* Begin EXTRACTED RECORDS *
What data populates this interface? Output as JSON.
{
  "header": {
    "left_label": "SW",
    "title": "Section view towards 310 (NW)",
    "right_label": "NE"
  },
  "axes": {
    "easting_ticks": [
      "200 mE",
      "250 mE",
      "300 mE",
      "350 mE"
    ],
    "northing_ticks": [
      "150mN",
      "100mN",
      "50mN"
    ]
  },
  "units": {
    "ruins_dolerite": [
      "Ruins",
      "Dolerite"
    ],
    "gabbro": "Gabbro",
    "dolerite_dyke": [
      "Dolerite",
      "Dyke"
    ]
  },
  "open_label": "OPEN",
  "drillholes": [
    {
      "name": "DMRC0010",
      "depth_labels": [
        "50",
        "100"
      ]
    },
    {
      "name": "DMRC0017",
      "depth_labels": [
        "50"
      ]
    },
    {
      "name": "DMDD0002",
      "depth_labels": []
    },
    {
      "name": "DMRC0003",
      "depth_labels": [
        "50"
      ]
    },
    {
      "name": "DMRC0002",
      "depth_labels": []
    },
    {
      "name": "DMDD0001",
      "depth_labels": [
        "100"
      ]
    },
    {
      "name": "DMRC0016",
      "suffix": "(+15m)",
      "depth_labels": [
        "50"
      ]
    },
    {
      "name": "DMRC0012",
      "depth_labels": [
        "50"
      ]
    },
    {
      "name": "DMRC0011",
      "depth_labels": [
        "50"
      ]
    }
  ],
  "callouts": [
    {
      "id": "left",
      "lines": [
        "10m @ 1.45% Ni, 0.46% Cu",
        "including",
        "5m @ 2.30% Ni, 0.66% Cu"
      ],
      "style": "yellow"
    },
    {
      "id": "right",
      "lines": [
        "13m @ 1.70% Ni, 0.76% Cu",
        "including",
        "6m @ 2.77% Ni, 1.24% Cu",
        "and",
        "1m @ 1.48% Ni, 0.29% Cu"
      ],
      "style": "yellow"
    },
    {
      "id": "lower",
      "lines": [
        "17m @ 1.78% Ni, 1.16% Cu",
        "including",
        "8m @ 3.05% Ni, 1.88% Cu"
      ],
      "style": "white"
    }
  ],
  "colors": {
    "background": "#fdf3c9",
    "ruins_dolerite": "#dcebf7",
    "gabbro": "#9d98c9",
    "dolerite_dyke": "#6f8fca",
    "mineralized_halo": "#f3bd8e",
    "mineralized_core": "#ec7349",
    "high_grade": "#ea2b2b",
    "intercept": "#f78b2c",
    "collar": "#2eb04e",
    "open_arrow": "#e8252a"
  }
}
* End EXTRACTED RECORDS *
• PROBLEM REQUIREMENTS: Nothing should be changed: write out all of the data as is.

• FINISHED EXERCISE:
What data populates this interface? Output as JSON.
{
  "header": {
    "left_label": "SW",
    "title": "Section view towards 310 (NW)",
    "right_label": "NE"
  },
  "axes": {
    "easting_ticks": [
      "200 mE",
      "250 mE",
      "300 mE",
      "350 mE"
    ],
    "northing_ticks": [
      "150mN",
      "100mN",
      "50mN"
    ]
  },
  "units": {
    "ruins_dolerite": [
      "Ruins",
      "Dolerite"
    ],
    "gabbro": "Gabbro",
    "dolerite_dyke": [
      "Dolerite",
      "Dyke"
    ]
  },
  "open_label": "OPEN",
  "drillholes": [
    {
      "name": "DMRC0010",
      "depth_labels": [
        "50",
        "100"
      ]
    },
    {
      "name": "DMRC0017",
      "depth_labels": [
        "50"
      ]
    },
    {
      "name": "DMDD0002",
      "depth_labels": []
    },
    {
      "name": "DMRC0003",
      "depth_labels": [
        "50"
      ]
    },
    {
      "name": "DMRC0002",
      "depth_labels": []
    },
    {
      "name": "DMDD0001",
      "depth_labels": [
        "100"
      ]
    },
    {
      "name": "DMRC0016",
      "suffix": "(+15m)",
      "depth_labels": [
        "50"
      ]
    },
    {
      "name": "DMRC0012",
      "depth_labels": [
        "50"
      ]
    },
    {
      "name": "DMRC0011",
      "depth_labels": [
        "50"
      ]
    }
  ],
  "callouts": [
    {
      "id": "left",
      "lines": [
        "10m @ 1.45% Ni, 0.46% Cu",
        "including",
        "5m @ 2.30% Ni, 0.66% Cu"
      ],
      "style": "yellow"
    },
    {
      "id": "right",
      "lines": [
        "13m @ 1.70% Ni, 0.76% Cu",
        "including",
        "6m @ 2.77% Ni, 1.24% Cu",
        "and",
        "1m @ 1.48% Ni, 0.29% Cu"
      ],
      "style": "yellow"
    },
    {
      "id": "lower",
      "lines": [
        "17m @ 1.78% Ni, 1.16% Cu",
        "including",
        "8m @ 3.05% Ni, 1.88% Cu"
      ],
      "style": "white"
    }
  ],
  "colors": {
    "background": "#fdf3c9",
    "ruins_dolerite": "#dcebf7",
    "gabbro": "#9d98c9",
    "dolerite_dyke": "#6f8fca",
    "mineralized_halo": "#f3bd8e",
    "mineralized_core": "#ec7349",
    "high_grade": "#ea2b2b",
    "intercept": "#f78b2c",
    "collar": "#2eb04e",
    "open_arrow": "#e8252a"
  }
}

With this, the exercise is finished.